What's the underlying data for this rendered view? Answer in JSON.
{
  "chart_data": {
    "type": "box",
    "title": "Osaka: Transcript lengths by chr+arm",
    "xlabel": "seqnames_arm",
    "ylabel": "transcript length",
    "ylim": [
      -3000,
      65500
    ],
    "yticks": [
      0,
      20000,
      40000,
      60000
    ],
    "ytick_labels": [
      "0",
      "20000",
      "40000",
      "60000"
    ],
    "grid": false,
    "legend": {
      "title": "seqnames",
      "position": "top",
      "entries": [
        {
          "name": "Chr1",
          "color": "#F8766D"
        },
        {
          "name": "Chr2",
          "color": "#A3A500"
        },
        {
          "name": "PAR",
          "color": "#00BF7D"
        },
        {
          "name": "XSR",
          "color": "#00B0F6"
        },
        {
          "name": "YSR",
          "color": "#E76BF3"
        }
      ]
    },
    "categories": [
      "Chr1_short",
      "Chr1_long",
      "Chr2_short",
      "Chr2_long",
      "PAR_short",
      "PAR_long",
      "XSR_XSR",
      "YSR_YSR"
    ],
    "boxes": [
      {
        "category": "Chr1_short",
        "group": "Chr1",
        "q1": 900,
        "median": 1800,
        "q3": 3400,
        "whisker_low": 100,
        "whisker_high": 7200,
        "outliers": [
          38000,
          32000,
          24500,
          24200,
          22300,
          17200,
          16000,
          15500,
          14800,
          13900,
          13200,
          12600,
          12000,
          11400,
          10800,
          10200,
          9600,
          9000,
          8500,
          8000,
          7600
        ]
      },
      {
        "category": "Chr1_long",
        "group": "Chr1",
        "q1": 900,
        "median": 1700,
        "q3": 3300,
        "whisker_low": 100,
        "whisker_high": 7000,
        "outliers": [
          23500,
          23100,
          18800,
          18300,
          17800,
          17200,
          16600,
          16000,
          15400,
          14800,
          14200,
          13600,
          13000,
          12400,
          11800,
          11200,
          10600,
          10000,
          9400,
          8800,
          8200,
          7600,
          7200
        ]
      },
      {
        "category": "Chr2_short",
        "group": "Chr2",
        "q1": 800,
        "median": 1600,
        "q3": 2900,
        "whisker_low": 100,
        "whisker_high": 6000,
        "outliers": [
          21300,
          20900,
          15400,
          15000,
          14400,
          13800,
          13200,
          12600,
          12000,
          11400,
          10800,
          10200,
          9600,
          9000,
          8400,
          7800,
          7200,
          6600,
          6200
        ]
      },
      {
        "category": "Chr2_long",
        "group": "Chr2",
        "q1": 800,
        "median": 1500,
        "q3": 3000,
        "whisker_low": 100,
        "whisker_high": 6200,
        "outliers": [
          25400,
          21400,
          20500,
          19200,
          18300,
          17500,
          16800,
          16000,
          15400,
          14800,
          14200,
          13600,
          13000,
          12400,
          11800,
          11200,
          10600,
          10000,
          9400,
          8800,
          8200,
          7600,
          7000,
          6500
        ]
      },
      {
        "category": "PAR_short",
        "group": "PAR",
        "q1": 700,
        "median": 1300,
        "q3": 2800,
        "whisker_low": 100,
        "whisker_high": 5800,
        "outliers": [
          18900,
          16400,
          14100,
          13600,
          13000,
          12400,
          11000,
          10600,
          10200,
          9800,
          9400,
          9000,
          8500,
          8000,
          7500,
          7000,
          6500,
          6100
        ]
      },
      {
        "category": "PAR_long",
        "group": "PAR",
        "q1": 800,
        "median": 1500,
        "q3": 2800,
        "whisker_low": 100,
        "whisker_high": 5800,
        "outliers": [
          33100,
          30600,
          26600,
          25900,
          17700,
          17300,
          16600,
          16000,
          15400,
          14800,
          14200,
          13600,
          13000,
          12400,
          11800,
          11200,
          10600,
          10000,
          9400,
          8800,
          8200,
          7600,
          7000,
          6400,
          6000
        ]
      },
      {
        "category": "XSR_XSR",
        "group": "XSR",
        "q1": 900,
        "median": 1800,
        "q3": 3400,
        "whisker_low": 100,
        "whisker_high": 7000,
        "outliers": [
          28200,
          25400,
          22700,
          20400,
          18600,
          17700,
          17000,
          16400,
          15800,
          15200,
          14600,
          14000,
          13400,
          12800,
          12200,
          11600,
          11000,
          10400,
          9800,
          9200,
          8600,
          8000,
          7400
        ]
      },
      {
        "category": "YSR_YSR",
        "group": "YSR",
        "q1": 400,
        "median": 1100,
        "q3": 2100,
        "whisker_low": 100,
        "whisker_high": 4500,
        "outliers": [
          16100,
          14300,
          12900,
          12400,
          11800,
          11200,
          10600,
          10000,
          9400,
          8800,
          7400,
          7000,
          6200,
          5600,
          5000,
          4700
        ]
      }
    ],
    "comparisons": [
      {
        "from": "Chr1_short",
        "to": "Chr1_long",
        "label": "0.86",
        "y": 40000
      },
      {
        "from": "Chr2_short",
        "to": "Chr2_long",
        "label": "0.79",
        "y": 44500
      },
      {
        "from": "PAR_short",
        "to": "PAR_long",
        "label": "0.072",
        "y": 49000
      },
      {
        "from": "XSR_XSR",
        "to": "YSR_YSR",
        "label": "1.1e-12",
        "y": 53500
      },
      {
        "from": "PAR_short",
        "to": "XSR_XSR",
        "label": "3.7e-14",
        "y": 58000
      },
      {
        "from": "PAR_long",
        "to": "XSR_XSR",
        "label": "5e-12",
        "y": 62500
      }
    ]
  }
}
________________________________________
**PROBLEM TO WORK ON:**
Reproduce each line of the material containing the word "title".

**TASK ANSWER:**
    "title": "Osaka: Transcript lengths by chr+arm",
      "title": "seqnames",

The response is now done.